What is needed is an exact copy of every entry, without the pictures.

Data under study:

-- -- --

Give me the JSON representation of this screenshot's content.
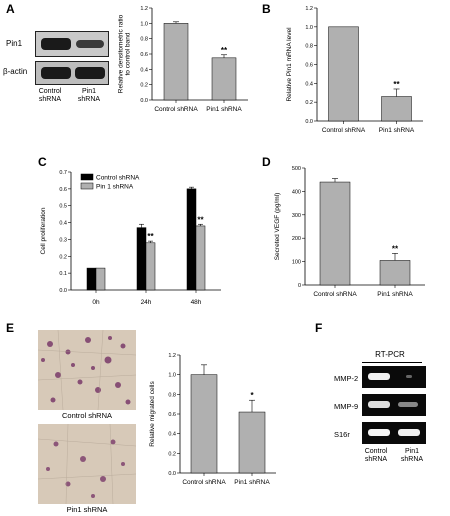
{
  "panels": {
    "A": {
      "letter": "A",
      "blot": {
        "rows": [
          "Pin1",
          "β-actin"
        ],
        "lanes": [
          "Control\nshRNA",
          "Pin1\nshRNA"
        ]
      }
    },
    "B": {
      "letter": "B"
    },
    "C": {
      "letter": "C"
    },
    "D": {
      "letter": "D"
    },
    "E": {
      "letter": "E",
      "images": [
        "Control shRNA",
        "Pin1 shRNA"
      ]
    },
    "F": {
      "letter": "F",
      "title": "RT-PCR",
      "rows": [
        "MMP-2",
        "MMP-9",
        "S16r"
      ],
      "lanes": [
        "Control\nshRNA",
        "Pin1\nshRNA"
      ]
    }
  },
  "chart_data": [
    {
      "id": "A",
      "type": "bar",
      "categories": [
        "Control shRNA",
        "Pin1 shRNA"
      ],
      "values": [
        1.0,
        0.55
      ],
      "errors": [
        0.02,
        0.04
      ],
      "sig": [
        "",
        "**"
      ],
      "ylabel": "Relative densitometric ratio\nto control band",
      "ylim": [
        0,
        1.2
      ],
      "yticks": [
        "0.0",
        "0.2",
        "0.4",
        "0.6",
        "0.8",
        "1.0",
        "1.2"
      ],
      "color": "#b0b0b0"
    },
    {
      "id": "B",
      "type": "bar",
      "categories": [
        "Control shRNA",
        "Pin1 shRNA"
      ],
      "values": [
        1.0,
        0.26
      ],
      "errors": [
        0.0,
        0.08
      ],
      "sig": [
        "",
        "**"
      ],
      "ylabel": "Relative Pin1 mRNA level",
      "ylim": [
        0,
        1.2
      ],
      "yticks": [
        "0.0",
        "0.2",
        "0.4",
        "0.6",
        "0.8",
        "1.0",
        "1.2"
      ],
      "color": "#b0b0b0"
    },
    {
      "id": "C",
      "type": "bar",
      "categories": [
        "0h",
        "24h",
        "48h"
      ],
      "series": [
        {
          "name": "Control shRNA",
          "values": [
            0.13,
            0.37,
            0.6
          ],
          "errors": [
            0.0,
            0.02,
            0.01
          ],
          "color": "#000000"
        },
        {
          "name": "Pin 1 shRNA",
          "values": [
            0.13,
            0.28,
            0.38
          ],
          "errors": [
            0.0,
            0.01,
            0.01
          ],
          "color": "#b0b0b0"
        }
      ],
      "sig": [
        [
          "",
          ""
        ],
        [
          "",
          "**"
        ],
        [
          "",
          "**"
        ]
      ],
      "ylabel": "Cell proliferation",
      "ylim": [
        0,
        0.7
      ],
      "yticks": [
        "0.0",
        "0.1",
        "0.2",
        "0.3",
        "0.4",
        "0.5",
        "0.6",
        "0.7"
      ],
      "legend": "top-left"
    },
    {
      "id": "D",
      "type": "bar",
      "categories": [
        "Control shRNA",
        "Pin1 shRNA"
      ],
      "values": [
        440,
        105
      ],
      "errors": [
        15,
        30
      ],
      "sig": [
        "",
        "**"
      ],
      "ylabel": "Secreted VEGF (pg/ml)",
      "ylim": [
        0,
        500
      ],
      "yticks": [
        "0",
        "100",
        "200",
        "300",
        "400",
        "500"
      ],
      "color": "#b0b0b0"
    },
    {
      "id": "E",
      "type": "bar",
      "categories": [
        "Control shRNA",
        "Pin1 shRNA"
      ],
      "values": [
        1.0,
        0.62
      ],
      "errors": [
        0.1,
        0.12
      ],
      "sig": [
        "",
        "*"
      ],
      "ylabel": "Relative migrated cells",
      "ylim": [
        0,
        1.2
      ],
      "yticks": [
        "0.0",
        "0.2",
        "0.4",
        "0.6",
        "0.8",
        "1.0",
        "1.2"
      ],
      "color": "#b0b0b0"
    }
  ]
}
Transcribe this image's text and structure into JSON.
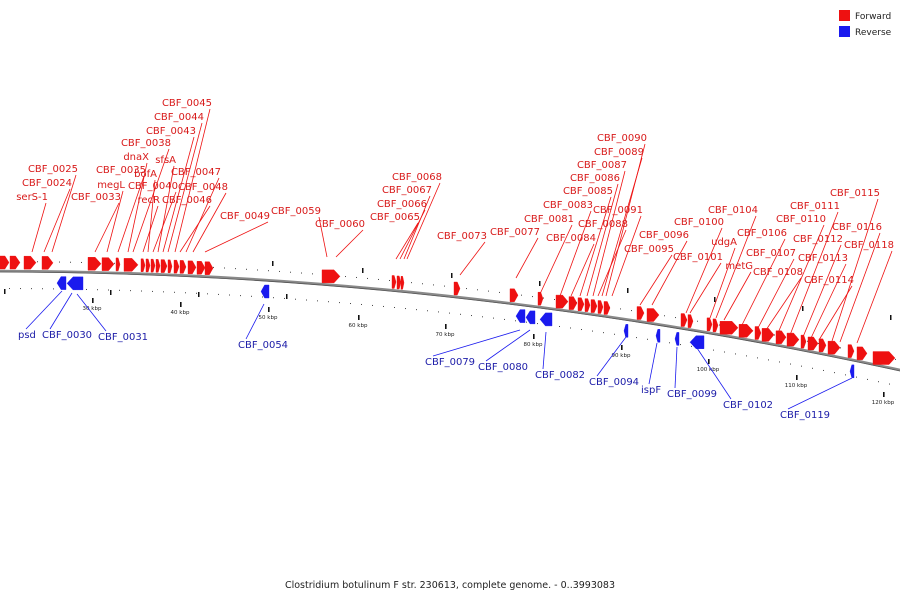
{
  "legend": {
    "forward_label": "Forward",
    "reverse_label": "Reverse",
    "forward_color": "#ee1111",
    "reverse_color": "#1a1aee"
  },
  "caption": "Clostridium botulinum F str. 230613, complete genome. - 0..3993083",
  "axis": {
    "tick_labels": [
      "30 kbp",
      "40 kbp",
      "50 kbp",
      "60 kbp",
      "70 kbp",
      "80 kbp",
      "90 kbp",
      "100 kbp",
      "110 kbp",
      "120 kbp"
    ]
  },
  "forward_genes": [
    "serS-1",
    "CBF_0024",
    "CBF_0025",
    "CBF_0033",
    "megL",
    "CBF_0035",
    "dnaX",
    "CBF_0038",
    "recR",
    "bofA",
    "CBF_0040",
    "sfsA",
    "CBF_0043",
    "CBF_0044",
    "CBF_0045",
    "CBF_0046",
    "CBF_0047",
    "CBF_0048",
    "CBF_0049",
    "CBF_0059",
    "CBF_0060",
    "CBF_0065",
    "CBF_0066",
    "CBF_0067",
    "CBF_0068",
    "CBF_0073",
    "CBF_0077",
    "CBF_0081",
    "CBF_0083",
    "CBF_0084",
    "CBF_0085",
    "CBF_0086",
    "CBF_0087",
    "CBF_0088",
    "CBF_0089",
    "CBF_0090",
    "CBF_0091",
    "CBF_0095",
    "CBF_0096",
    "CBF_0100",
    "CBF_0101",
    "udgA",
    "CBF_0104",
    "metG",
    "CBF_0106",
    "CBF_0107",
    "CBF_0108",
    "CBF_0110",
    "CBF_0111",
    "CBF_0112",
    "CBF_0113",
    "CBF_0114",
    "CBF_0115",
    "CBF_0116",
    "CBF_0118"
  ],
  "reverse_genes": [
    "psd",
    "CBF_0030",
    "CBF_0031",
    "CBF_0054",
    "CBF_0079",
    "CBF_0080",
    "CBF_0082",
    "CBF_0094",
    "ispF",
    "CBF_0099",
    "CBF_0102",
    "CBF_0119"
  ]
}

-- -- --

Response:
Give me the JSON representation of this screenshot's content.
{
  "panels": {
    "A": {
      "letter": "A",
      "blot": {
        "rows": [
          "Pin1",
          "β-actin"
        ],
        "lanes": [
          "Control\nshRNA",
          "Pin1\nshRNA"
        ]
      }
    },
    "B": {
      "letter": "B"
    },
    "C": {
      "letter": "C"
    },
    "D": {
      "letter": "D"
    },
    "E": {
      "letter": "E",
      "images": [
        "Control shRNA",
        "Pin1 shRNA"
      ]
    },
    "F": {
      "letter": "F",
      "title": "RT-PCR",
      "rows": [
        "MMP-2",
        "MMP-9",
        "S16r"
      ],
      "lanes": [
        "Control\nshRNA",
        "Pin1\nshRNA"
      ]
    }
  },
  "chart_data": [
    {
      "id": "A",
      "type": "bar",
      "categories": [
        "Control shRNA",
        "Pin1 shRNA"
      ],
      "values": [
        1.0,
        0.55
      ],
      "errors": [
        0.02,
        0.04
      ],
      "sig": [
        "",
        "**"
      ],
      "ylabel": "Relative densitometric ratio\nto control band",
      "ylim": [
        0,
        1.2
      ],
      "yticks": [
        "0.0",
        "0.2",
        "0.4",
        "0.6",
        "0.8",
        "1.0",
        "1.2"
      ],
      "color": "#b0b0b0"
    },
    {
      "id": "B",
      "type": "bar",
      "categories": [
        "Control shRNA",
        "Pin1 shRNA"
      ],
      "values": [
        1.0,
        0.26
      ],
      "errors": [
        0.0,
        0.08
      ],
      "sig": [
        "",
        "**"
      ],
      "ylabel": "Relative Pin1 mRNA level",
      "ylim": [
        0,
        1.2
      ],
      "yticks": [
        "0.0",
        "0.2",
        "0.4",
        "0.6",
        "0.8",
        "1.0",
        "1.2"
      ],
      "color": "#b0b0b0"
    },
    {
      "id": "C",
      "type": "bar",
      "categories": [
        "0h",
        "24h",
        "48h"
      ],
      "series": [
        {
          "name": "Control shRNA",
          "values": [
            0.13,
            0.37,
            0.6
          ],
          "errors": [
            0.0,
            0.02,
            0.01
          ],
          "color": "#000000"
        },
        {
          "name": "Pin 1 shRNA",
          "values": [
            0.13,
            0.28,
            0.38
          ],
          "errors": [
            0.0,
            0.01,
            0.01
          ],
          "color": "#b0b0b0"
        }
      ],
      "sig": [
        [
          "",
          ""
        ],
        [
          "",
          "**"
        ],
        [
          "",
          "**"
        ]
      ],
      "ylabel": "Cell proliferation",
      "ylim": [
        0,
        0.7
      ],
      "yticks": [
        "0.0",
        "0.1",
        "0.2",
        "0.3",
        "0.4",
        "0.5",
        "0.6",
        "0.7"
      ],
      "legend": "top-left"
    },
    {
      "id": "D",
      "type": "bar",
      "categories": [
        "Control shRNA",
        "Pin1 shRNA"
      ],
      "values": [
        440,
        105
      ],
      "errors": [
        15,
        30
      ],
      "sig": [
        "",
        "**"
      ],
      "ylabel": "Secreted VEGF (pg/ml)",
      "ylim": [
        0,
        500
      ],
      "yticks": [
        "0",
        "100",
        "200",
        "300",
        "400",
        "500"
      ],
      "color": "#b0b0b0"
    },
    {
      "id": "E",
      "type": "bar",
      "categories": [
        "Control shRNA",
        "Pin1 shRNA"
      ],
      "values": [
        1.0,
        0.62
      ],
      "errors": [
        0.1,
        0.12
      ],
      "sig": [
        "",
        "*"
      ],
      "ylabel": "Relative migrated cells",
      "ylim": [
        0,
        1.2
      ],
      "yticks": [
        "0.0",
        "0.2",
        "0.4",
        "0.6",
        "0.8",
        "1.0",
        "1.2"
      ],
      "color": "#b0b0b0"
    }
  ]
}
Transcribe this image's text and structure into JSON.
{
  "legend": {
    "forward_label": "Forward",
    "reverse_label": "Reverse",
    "forward_color": "#ee1111",
    "reverse_color": "#1a1aee"
  },
  "caption": "Clostridium botulinum F str. 230613, complete genome. - 0..3993083",
  "axis": {
    "tick_labels": [
      "30 kbp",
      "40 kbp",
      "50 kbp",
      "60 kbp",
      "70 kbp",
      "80 kbp",
      "90 kbp",
      "100 kbp",
      "110 kbp",
      "120 kbp"
    ]
  },
  "forward_genes": [
    "serS-1",
    "CBF_0024",
    "CBF_0025",
    "CBF_0033",
    "megL",
    "CBF_0035",
    "dnaX",
    "CBF_0038",
    "recR",
    "bofA",
    "CBF_0040",
    "sfsA",
    "CBF_0043",
    "CBF_0044",
    "CBF_0045",
    "CBF_0046",
    "CBF_0047",
    "CBF_0048",
    "CBF_0049",
    "CBF_0059",
    "CBF_0060",
    "CBF_0065",
    "CBF_0066",
    "CBF_0067",
    "CBF_0068",
    "CBF_0073",
    "CBF_0077",
    "CBF_0081",
    "CBF_0083",
    "CBF_0084",
    "CBF_0085",
    "CBF_0086",
    "CBF_0087",
    "CBF_0088",
    "CBF_0089",
    "CBF_0090",
    "CBF_0091",
    "CBF_0095",
    "CBF_0096",
    "CBF_0100",
    "CBF_0101",
    "udgA",
    "CBF_0104",
    "metG",
    "CBF_0106",
    "CBF_0107",
    "CBF_0108",
    "CBF_0110",
    "CBF_0111",
    "CBF_0112",
    "CBF_0113",
    "CBF_0114",
    "CBF_0115",
    "CBF_0116",
    "CBF_0118"
  ],
  "reverse_genes": [
    "psd",
    "CBF_0030",
    "CBF_0031",
    "CBF_0054",
    "CBF_0079",
    "CBF_0080",
    "CBF_0082",
    "CBF_0094",
    "ispF",
    "CBF_0099",
    "CBF_0102",
    "CBF_0119"
  ]
}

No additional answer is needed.